(Data excerpts)
· · · ·

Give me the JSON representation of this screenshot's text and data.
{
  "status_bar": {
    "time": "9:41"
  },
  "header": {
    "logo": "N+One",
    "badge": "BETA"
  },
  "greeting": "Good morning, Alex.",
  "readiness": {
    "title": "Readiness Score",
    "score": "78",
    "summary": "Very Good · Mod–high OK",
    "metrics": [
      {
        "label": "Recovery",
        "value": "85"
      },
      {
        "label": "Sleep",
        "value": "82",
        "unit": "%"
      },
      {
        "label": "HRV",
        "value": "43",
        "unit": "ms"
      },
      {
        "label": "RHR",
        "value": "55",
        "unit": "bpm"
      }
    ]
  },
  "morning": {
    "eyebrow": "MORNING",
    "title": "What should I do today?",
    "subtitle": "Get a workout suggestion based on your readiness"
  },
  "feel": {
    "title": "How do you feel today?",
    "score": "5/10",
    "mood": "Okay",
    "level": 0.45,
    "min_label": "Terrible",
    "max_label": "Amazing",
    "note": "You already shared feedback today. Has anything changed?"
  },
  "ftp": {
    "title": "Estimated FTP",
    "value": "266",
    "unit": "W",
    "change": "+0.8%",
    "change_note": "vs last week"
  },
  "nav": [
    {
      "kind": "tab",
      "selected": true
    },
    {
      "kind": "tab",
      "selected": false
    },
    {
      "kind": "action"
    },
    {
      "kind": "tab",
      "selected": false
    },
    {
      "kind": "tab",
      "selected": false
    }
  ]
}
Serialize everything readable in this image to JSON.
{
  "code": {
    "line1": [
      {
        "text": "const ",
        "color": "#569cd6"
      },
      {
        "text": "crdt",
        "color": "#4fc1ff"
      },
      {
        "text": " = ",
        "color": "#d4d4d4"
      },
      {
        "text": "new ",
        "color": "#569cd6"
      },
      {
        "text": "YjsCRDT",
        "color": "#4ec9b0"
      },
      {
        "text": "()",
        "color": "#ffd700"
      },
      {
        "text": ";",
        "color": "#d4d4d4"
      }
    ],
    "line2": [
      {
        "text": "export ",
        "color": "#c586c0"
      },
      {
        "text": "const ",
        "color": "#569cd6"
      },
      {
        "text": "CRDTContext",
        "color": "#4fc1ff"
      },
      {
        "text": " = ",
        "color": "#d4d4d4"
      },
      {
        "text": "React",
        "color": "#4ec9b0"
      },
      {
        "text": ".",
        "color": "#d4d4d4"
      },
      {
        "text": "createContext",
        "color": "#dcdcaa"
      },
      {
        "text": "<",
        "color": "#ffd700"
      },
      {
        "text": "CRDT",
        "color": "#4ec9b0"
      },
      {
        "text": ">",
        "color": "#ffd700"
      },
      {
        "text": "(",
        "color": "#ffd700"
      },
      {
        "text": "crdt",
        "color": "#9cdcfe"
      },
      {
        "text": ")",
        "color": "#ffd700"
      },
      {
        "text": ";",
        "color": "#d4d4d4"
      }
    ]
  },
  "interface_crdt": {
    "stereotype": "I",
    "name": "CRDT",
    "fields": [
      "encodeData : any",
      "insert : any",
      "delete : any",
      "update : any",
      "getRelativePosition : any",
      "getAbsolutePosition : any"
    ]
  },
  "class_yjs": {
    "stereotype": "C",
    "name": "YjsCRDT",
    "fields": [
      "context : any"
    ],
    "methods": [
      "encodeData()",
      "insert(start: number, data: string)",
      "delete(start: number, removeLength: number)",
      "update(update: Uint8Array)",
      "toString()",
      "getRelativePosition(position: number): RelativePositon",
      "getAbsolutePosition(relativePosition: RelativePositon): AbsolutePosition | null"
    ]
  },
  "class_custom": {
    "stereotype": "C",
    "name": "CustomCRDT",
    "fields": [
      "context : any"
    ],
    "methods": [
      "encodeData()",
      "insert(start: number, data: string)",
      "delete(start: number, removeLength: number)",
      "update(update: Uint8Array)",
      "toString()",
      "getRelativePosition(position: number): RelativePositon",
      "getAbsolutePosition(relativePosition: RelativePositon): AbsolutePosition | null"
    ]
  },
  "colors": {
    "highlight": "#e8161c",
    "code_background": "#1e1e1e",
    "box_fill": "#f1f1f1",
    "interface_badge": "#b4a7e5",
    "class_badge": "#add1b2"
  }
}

· · · ·

Problem statement
Write out the entries above once more, without altering anything.

Exercise solution
Give me the JSON representation of this screenshot's text and data.
{
  "status_bar": {
    "time": "9:41"
  },
  "header": {
    "logo": "N+One",
    "badge": "BETA"
  },
  "greeting": "Good morning, Alex.",
  "readiness": {
    "title": "Readiness Score",
    "score": "78",
    "summary": "Very Good · Mod–high OK",
    "metrics": [
      {
        "label": "Recovery",
        "value": "85"
      },
      {
        "label": "Sleep",
        "value": "82",
        "unit": "%"
      },
      {
        "label": "HRV",
        "value": "43",
        "unit": "ms"
      },
      {
        "label": "RHR",
        "value": "55",
        "unit": "bpm"
      }
    ]
  },
  "morning": {
    "eyebrow": "MORNING",
    "title": "What should I do today?",
    "subtitle": "Get a workout suggestion based on your readiness"
  },
  "feel": {
    "title": "How do you feel today?",
    "score": "5/10",
    "mood": "Okay",
    "level": 0.45,
    "min_label": "Terrible",
    "max_label": "Amazing",
    "note": "You already shared feedback today. Has anything changed?"
  },
  "ftp": {
    "title": "Estimated FTP",
    "value": "266",
    "unit": "W",
    "change": "+0.8%",
    "change_note": "vs last week"
  },
  "nav": [
    {
      "kind": "tab",
      "selected": true
    },
    {
      "kind": "tab",
      "selected": false
    },
    {
      "kind": "action"
    },
    {
      "kind": "tab",
      "selected": false
    },
    {
      "kind": "tab",
      "selected": false
    }
  ]
}
Serialize everything readable in this image to JSON.
{
  "code": {
    "line1": [
      {
        "text": "const ",
        "color": "#569cd6"
      },
      {
        "text": "crdt",
        "color": "#4fc1ff"
      },
      {
        "text": " = ",
        "color": "#d4d4d4"
      },
      {
        "text": "new ",
        "color": "#569cd6"
      },
      {
        "text": "YjsCRDT",
        "color": "#4ec9b0"
      },
      {
        "text": "()",
        "color": "#ffd700"
      },
      {
        "text": ";",
        "color": "#d4d4d4"
      }
    ],
    "line2": [
      {
        "text": "export ",
        "color": "#c586c0"
      },
      {
        "text": "const ",
        "color": "#569cd6"
      },
      {
        "text": "CRDTContext",
        "color": "#4fc1ff"
      },
      {
        "text": " = ",
        "color": "#d4d4d4"
      },
      {
        "text": "React",
        "color": "#4ec9b0"
      },
      {
        "text": ".",
        "color": "#d4d4d4"
      },
      {
        "text": "createContext",
        "color": "#dcdcaa"
      },
      {
        "text": "<",
        "color": "#ffd700"
      },
      {
        "text": "CRDT",
        "color": "#4ec9b0"
      },
      {
        "text": ">",
        "color": "#ffd700"
      },
      {
        "text": "(",
        "color": "#ffd700"
      },
      {
        "text": "crdt",
        "color": "#9cdcfe"
      },
      {
        "text": ")",
        "color": "#ffd700"
      },
      {
        "text": ";",
        "color": "#d4d4d4"
      }
    ]
  },
  "interface_crdt": {
    "stereotype": "I",
    "name": "CRDT",
    "fields": [
      "encodeData : any",
      "insert : any",
      "delete : any",
      "update : any",
      "getRelativePosition : any",
      "getAbsolutePosition : any"
    ]
  },
  "class_yjs": {
    "stereotype": "C",
    "name": "YjsCRDT",
    "fields": [
      "context : any"
    ],
    "methods": [
      "encodeData()",
      "insert(start: number, data: string)",
      "delete(start: number, removeLength: number)",
      "update(update: Uint8Array)",
      "toString()",
      "getRelativePosition(position: number): RelativePositon",
      "getAbsolutePosition(relativePosition: RelativePositon): AbsolutePosition | null"
    ]
  },
  "class_custom": {
    "stereotype": "C",
    "name": "CustomCRDT",
    "fields": [
      "context : any"
    ],
    "methods": [
      "encodeData()",
      "insert(start: number, data: string)",
      "delete(start: number, removeLength: number)",
      "update(update: Uint8Array)",
      "toString()",
      "getRelativePosition(position: number): RelativePositon",
      "getAbsolutePosition(relativePosition: RelativePositon): AbsolutePosition | null"
    ]
  },
  "colors": {
    "highlight": "#e8161c",
    "code_background": "#1e1e1e",
    "box_fill": "#f1f1f1",
    "interface_badge": "#b4a7e5",
    "class_badge": "#add1b2"
  }
}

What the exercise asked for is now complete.